- TEKS BACAAN -
■ ■ ■ ■
Sariawan mengganggu kenyamanan ibu hamil (bumil) ketika makan atau minum? Jangan biarkan hal ini terjadi berlarut-larut. Segera atasi sariawan dengan lima cara mudah ini.

Sariawan saat hamil merupakan hal yang normal terjadi dan umumnya disebabkan oleh perubahan hormon. Sariawan saat hamil juga bisa disebabkan oleh kurangnya asupan vitamin B12, zinc, asam folat dan zat besi.

5 Cara Alami Mengatasi Sariawan pada Ibu Hamil - Alodokter

Berbagai Cara Alami Mengatasi Sariawan


Hal pertama yang bisa Bumil lakukan untuk mengatasi sariawan adalah dengan mencukupi kebutuhan vitamin dan mineral, seperti vitamin B12, zinc, asam folat, zat besi.
■ ■ ■ ■
- DAFTAR DATA -

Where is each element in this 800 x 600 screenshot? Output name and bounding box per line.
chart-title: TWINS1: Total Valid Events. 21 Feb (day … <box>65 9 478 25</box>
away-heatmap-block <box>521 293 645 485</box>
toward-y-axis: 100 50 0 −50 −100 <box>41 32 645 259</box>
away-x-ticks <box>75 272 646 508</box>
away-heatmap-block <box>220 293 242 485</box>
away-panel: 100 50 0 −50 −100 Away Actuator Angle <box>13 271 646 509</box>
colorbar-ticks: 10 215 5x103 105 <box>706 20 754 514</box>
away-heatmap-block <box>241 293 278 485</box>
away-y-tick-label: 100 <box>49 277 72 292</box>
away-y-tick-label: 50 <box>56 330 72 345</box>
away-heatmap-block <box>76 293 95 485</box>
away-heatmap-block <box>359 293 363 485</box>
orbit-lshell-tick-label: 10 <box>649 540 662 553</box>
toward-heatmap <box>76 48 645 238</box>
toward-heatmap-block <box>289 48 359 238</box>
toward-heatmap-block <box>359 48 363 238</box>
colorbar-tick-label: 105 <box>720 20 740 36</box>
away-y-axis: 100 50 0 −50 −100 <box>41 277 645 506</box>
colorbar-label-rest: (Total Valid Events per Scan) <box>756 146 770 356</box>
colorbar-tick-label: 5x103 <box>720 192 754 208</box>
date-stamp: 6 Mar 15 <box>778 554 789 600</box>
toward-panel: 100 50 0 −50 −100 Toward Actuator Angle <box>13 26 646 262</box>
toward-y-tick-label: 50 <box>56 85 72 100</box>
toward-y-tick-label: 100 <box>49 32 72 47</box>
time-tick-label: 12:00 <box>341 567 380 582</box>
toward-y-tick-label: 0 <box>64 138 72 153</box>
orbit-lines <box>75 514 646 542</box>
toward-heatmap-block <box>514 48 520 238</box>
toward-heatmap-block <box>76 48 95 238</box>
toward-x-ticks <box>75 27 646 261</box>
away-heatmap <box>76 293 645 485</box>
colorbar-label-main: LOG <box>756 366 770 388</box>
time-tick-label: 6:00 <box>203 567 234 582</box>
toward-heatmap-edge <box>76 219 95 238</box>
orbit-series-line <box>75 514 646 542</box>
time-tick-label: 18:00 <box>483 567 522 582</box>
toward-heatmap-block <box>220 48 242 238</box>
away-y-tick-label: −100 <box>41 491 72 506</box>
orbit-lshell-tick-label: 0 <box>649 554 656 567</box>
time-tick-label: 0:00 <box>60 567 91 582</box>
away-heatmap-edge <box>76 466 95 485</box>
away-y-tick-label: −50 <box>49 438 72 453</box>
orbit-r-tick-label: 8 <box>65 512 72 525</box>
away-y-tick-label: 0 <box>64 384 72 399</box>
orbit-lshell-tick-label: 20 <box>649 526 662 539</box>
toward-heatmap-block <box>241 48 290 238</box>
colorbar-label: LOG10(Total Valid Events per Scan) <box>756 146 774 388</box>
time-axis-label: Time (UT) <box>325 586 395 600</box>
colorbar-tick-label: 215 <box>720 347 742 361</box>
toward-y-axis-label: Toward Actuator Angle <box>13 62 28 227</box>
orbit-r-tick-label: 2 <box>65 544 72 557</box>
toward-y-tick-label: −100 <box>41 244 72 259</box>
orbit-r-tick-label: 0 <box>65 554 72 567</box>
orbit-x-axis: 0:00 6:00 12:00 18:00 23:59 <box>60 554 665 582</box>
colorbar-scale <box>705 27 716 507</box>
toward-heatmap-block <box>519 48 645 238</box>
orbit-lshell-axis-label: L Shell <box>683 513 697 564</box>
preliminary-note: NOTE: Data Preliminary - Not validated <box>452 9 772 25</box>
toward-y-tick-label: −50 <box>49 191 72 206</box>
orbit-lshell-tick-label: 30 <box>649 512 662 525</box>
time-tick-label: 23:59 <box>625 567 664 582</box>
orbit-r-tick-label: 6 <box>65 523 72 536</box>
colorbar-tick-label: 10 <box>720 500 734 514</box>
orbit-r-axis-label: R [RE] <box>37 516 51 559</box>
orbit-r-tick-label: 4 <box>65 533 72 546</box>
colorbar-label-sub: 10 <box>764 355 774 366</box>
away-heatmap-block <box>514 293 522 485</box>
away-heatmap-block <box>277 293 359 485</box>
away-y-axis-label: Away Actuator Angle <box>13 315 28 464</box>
■ ■ ■ ■
- PETUNJUK KERJA -
a: Apakah setiap pernyataan berikut sesuai dengan teks tentang sariawan saat hamil? Jawab ya atau tidak untuk masing-masing, lalu kutip kata-kata teks yang menentukan jawabannya. (i) Sariawan saat hamil umumnya disebabkan oleh perubahan hormon. (ii) Sariawan saat hamil adalah hal yang tidak normal. (iii) Teks menawarkan tiga cara untuk mengatasi sariawan.
b: Ganti "zinc" dengan "seng" dalam teks tentang sariawan saat hamil, lalu tulis kembali bagiannya. Mulai dari kata-kata yang berisi "5 Cara Alami", dan berhenti setelah "folat, zat besi.".

- JAWABAN BERURUTAN -
a:
(i) Ya: "umumnya disebabkan oleh perubahan hormon".
(ii) Tidak: "Sariawan saat hamil merupakan hal yang normal terjadi".
(iii) Tidak: "Segera atasi sariawan dengan lima cara mudah ini".

b:
5 Cara Alami Mengatasi Sariawan pada Ibu Hamil - Alodokter

Berbagai Cara Alami Mengatasi Sariawan


Hal pertama yang bisa Bumil lakukan untuk mengatasi sariawan adalah dengan mencukupi kebutuhan vitamin dan mineral, seperti vitamin B12, seng, asam folat, zat besi.